Find the string "name" in the listing and report every line that has it.

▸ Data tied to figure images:
---+---

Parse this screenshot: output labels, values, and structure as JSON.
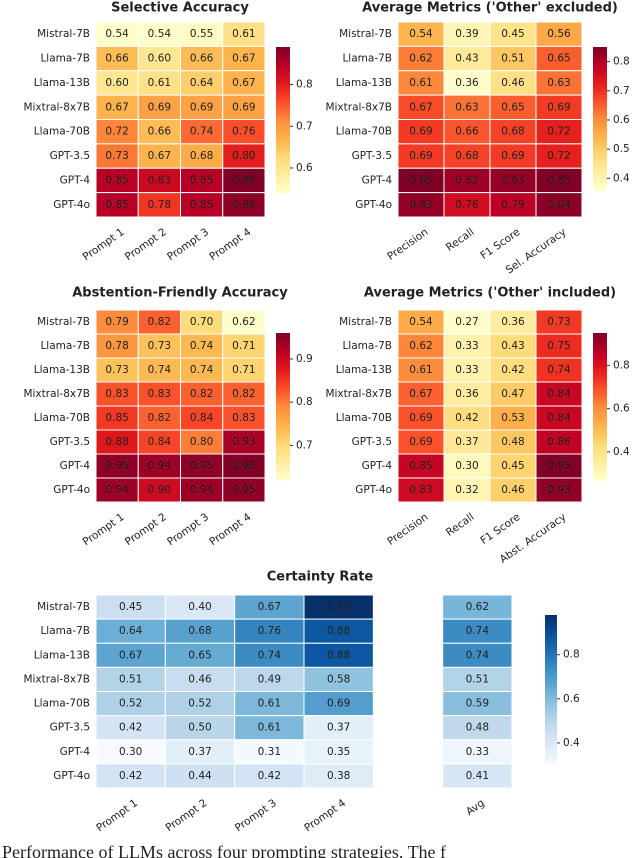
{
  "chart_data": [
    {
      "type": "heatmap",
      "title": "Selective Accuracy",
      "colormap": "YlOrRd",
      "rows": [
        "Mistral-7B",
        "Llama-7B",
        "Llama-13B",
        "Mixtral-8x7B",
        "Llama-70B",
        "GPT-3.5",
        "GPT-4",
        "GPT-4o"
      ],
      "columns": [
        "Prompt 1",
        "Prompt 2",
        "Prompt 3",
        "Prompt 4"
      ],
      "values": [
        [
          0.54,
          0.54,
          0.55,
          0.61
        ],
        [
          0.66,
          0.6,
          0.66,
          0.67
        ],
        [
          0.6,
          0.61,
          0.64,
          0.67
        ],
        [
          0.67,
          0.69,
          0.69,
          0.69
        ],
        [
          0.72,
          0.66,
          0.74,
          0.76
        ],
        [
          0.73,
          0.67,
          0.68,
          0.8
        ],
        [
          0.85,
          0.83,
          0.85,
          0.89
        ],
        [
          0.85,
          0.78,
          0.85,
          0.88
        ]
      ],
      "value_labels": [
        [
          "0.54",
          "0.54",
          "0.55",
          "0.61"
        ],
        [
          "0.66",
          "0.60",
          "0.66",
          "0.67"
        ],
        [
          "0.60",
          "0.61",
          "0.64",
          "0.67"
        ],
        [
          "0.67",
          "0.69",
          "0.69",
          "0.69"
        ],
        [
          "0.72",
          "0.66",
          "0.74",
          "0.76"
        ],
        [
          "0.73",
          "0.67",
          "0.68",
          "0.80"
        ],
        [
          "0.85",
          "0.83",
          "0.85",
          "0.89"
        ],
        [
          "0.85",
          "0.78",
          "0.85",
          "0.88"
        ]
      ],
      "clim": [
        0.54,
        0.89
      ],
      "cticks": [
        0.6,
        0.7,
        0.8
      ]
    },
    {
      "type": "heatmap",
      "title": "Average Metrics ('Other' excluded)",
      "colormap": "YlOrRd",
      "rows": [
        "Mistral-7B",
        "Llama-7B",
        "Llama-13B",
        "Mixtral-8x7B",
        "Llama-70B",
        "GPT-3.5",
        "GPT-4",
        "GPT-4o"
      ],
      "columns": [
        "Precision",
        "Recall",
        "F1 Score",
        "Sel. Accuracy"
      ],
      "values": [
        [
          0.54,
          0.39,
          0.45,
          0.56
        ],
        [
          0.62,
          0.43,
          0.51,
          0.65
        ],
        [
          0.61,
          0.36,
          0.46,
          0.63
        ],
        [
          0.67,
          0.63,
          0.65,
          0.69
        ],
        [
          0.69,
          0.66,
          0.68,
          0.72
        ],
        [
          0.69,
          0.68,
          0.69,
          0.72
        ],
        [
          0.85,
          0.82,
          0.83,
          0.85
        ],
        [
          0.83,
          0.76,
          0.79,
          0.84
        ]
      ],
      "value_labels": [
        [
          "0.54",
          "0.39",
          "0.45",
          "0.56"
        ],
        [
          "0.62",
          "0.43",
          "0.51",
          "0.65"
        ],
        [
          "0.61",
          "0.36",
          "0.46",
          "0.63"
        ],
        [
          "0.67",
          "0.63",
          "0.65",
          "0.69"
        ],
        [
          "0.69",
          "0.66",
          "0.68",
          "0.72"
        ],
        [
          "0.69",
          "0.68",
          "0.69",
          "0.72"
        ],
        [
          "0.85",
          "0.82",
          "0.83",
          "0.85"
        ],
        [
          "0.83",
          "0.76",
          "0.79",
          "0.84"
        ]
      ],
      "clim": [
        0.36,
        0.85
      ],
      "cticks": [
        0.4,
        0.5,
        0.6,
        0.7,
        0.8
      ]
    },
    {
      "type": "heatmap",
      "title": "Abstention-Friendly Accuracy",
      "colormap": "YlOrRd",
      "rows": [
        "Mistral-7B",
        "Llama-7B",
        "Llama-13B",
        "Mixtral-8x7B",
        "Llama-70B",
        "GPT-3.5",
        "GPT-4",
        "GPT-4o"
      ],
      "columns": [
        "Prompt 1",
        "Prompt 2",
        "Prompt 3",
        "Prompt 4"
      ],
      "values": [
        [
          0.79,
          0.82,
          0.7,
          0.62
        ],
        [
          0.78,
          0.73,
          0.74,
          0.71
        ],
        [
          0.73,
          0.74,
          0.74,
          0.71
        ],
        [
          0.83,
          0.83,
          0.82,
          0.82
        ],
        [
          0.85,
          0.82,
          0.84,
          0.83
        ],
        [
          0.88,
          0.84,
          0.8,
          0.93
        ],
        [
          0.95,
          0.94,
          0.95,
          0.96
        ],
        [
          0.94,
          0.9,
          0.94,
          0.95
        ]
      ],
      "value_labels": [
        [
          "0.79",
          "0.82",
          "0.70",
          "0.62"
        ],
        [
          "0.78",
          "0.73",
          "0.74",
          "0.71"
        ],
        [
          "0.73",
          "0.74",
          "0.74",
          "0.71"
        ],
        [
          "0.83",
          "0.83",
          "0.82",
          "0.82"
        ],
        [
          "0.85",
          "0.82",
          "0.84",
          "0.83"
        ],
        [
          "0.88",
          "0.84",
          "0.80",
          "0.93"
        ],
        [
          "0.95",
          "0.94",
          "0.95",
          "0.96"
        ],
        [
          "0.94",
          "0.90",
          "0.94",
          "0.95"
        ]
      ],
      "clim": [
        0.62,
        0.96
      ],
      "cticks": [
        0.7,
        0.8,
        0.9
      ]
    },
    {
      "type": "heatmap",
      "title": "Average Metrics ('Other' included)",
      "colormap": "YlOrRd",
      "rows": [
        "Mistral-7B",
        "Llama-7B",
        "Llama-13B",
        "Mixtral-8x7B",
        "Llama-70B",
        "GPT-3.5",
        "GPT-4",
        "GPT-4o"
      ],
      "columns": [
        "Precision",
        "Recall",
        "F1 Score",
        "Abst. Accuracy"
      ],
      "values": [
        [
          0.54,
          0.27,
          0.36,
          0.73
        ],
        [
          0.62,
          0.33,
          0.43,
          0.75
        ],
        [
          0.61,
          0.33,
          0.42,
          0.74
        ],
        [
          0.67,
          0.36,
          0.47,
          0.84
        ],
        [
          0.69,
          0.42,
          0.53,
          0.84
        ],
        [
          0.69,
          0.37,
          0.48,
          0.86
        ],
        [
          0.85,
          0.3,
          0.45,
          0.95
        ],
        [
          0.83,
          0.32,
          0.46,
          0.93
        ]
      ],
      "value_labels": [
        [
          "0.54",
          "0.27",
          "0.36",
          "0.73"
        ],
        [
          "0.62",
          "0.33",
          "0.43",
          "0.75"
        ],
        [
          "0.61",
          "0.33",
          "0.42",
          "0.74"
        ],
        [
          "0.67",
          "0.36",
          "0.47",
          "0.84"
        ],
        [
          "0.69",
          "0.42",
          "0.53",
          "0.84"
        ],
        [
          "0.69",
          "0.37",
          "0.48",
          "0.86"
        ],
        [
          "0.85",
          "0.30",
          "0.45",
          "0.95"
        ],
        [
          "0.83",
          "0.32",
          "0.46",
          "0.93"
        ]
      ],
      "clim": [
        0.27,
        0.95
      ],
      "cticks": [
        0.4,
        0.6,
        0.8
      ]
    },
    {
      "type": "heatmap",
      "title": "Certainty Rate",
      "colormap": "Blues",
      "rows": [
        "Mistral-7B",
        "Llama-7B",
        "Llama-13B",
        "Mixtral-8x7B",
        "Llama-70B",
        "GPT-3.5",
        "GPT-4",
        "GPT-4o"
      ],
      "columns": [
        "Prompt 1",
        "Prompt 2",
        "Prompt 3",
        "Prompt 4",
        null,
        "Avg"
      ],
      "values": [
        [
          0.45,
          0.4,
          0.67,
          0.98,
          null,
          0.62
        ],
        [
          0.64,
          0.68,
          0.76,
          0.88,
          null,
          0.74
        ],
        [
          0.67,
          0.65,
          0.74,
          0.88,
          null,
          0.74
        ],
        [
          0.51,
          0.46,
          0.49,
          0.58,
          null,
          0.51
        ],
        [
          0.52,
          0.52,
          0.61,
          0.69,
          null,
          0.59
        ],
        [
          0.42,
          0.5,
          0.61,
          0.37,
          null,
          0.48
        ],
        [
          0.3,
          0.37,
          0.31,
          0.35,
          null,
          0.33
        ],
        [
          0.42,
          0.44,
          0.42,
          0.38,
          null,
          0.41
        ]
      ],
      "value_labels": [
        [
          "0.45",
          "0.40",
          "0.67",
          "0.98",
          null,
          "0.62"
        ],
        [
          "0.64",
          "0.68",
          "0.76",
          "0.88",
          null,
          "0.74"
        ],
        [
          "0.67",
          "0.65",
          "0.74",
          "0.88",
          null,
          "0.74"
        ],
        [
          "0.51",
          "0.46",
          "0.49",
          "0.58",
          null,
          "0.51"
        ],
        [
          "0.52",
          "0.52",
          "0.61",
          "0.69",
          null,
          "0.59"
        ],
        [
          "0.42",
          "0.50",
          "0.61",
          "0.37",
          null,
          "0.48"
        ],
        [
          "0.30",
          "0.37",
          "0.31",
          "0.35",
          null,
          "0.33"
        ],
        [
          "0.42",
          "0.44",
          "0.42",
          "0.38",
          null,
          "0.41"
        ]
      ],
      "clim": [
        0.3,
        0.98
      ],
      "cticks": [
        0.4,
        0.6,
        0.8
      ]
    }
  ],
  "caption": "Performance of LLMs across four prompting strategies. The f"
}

---+---

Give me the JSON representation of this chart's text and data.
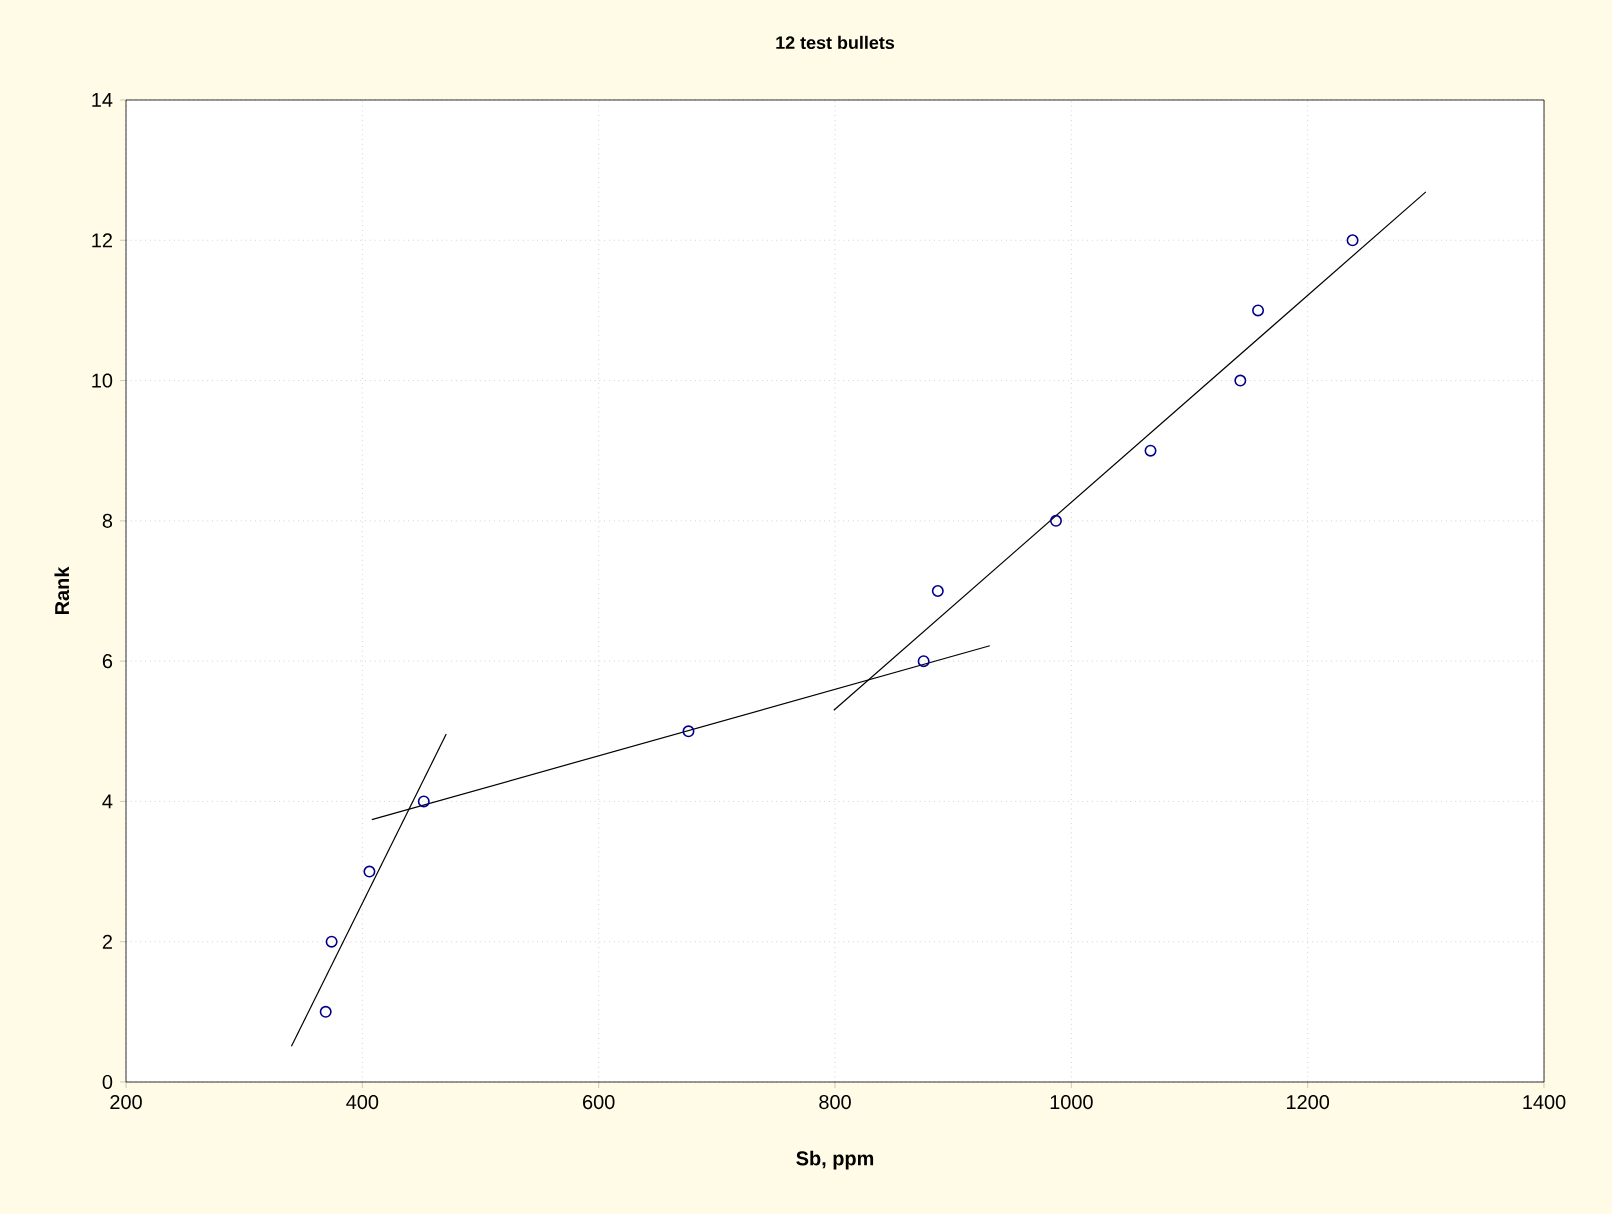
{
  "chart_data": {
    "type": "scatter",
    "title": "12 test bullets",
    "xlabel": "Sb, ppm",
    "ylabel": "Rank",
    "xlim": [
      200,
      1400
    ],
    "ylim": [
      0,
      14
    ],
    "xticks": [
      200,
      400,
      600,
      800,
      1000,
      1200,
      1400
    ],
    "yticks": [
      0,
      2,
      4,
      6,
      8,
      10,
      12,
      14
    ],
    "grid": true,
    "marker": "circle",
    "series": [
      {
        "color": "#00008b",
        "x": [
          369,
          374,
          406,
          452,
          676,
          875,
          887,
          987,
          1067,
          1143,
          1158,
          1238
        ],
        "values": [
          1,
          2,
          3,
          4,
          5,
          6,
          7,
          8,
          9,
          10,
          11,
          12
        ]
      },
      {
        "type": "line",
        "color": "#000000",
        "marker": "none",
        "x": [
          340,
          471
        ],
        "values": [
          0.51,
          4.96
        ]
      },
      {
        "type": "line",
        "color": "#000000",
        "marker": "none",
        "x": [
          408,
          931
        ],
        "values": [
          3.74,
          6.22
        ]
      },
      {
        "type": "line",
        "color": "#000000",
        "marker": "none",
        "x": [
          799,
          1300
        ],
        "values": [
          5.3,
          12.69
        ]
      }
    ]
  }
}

---+---

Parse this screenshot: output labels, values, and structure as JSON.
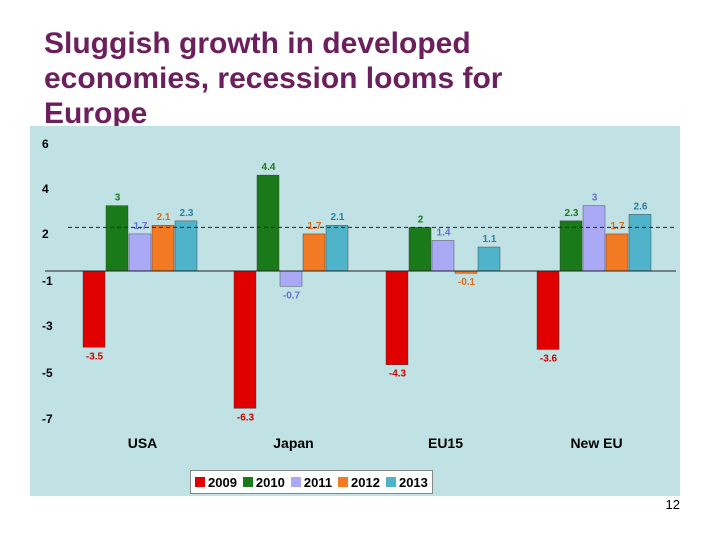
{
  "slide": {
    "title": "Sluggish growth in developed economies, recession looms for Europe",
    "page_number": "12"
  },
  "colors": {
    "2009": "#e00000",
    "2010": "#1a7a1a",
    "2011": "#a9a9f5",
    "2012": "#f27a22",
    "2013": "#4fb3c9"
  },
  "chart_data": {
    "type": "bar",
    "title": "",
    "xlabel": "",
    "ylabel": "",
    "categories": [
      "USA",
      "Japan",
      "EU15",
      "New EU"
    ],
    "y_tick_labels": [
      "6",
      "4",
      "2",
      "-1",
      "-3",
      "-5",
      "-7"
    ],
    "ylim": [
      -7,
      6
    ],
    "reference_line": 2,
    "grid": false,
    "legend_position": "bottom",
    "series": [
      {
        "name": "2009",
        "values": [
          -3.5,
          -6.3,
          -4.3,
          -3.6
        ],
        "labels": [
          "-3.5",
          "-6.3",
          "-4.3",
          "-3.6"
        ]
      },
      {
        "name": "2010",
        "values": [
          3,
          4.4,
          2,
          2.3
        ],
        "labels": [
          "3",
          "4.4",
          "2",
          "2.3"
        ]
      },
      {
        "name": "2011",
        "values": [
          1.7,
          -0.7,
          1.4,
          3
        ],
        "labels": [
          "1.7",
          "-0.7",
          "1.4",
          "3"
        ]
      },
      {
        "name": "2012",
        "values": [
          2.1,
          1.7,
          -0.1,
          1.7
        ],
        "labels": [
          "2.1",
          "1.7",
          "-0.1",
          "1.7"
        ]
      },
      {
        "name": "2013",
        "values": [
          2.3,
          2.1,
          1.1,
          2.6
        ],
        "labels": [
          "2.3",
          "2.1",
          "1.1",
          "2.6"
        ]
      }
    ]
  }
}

---+---

▸ FULL RESPONSE:
        "name": "2009",
        "name": "2010",
        "name": "2011",
        "name": "2012",
        "name": "2013",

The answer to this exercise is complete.